**Task description**.
Search the records that follow and extract every line containing the string "icon".

(Raw records)
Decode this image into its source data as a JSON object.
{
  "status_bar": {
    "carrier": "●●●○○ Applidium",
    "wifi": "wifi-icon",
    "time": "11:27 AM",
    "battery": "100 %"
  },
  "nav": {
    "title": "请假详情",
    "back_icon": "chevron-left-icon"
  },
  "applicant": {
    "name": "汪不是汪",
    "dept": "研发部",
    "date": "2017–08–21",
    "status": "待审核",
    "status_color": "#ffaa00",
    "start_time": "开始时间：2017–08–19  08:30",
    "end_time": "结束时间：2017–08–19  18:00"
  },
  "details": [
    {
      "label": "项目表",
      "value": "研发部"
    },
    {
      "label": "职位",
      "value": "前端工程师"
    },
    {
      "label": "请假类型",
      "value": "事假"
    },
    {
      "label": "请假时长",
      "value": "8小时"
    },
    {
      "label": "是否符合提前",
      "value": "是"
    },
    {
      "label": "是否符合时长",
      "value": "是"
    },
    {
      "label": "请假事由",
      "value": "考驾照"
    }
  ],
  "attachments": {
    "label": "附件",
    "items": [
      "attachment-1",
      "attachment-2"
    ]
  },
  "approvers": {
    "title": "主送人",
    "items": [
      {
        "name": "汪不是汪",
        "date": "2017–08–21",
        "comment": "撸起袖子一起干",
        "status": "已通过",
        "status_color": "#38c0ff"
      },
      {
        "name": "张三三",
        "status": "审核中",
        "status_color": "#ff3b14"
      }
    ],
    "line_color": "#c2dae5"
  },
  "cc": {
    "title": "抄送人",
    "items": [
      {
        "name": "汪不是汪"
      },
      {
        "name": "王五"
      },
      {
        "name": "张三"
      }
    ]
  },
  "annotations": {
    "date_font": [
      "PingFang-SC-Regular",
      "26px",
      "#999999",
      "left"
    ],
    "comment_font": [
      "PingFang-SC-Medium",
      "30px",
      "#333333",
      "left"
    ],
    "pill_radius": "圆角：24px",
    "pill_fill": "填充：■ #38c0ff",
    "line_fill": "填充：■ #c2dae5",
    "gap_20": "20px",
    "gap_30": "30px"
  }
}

**The solution**.
    "wifi": "wifi-icon",
    "back_icon": "chevron-left-icon"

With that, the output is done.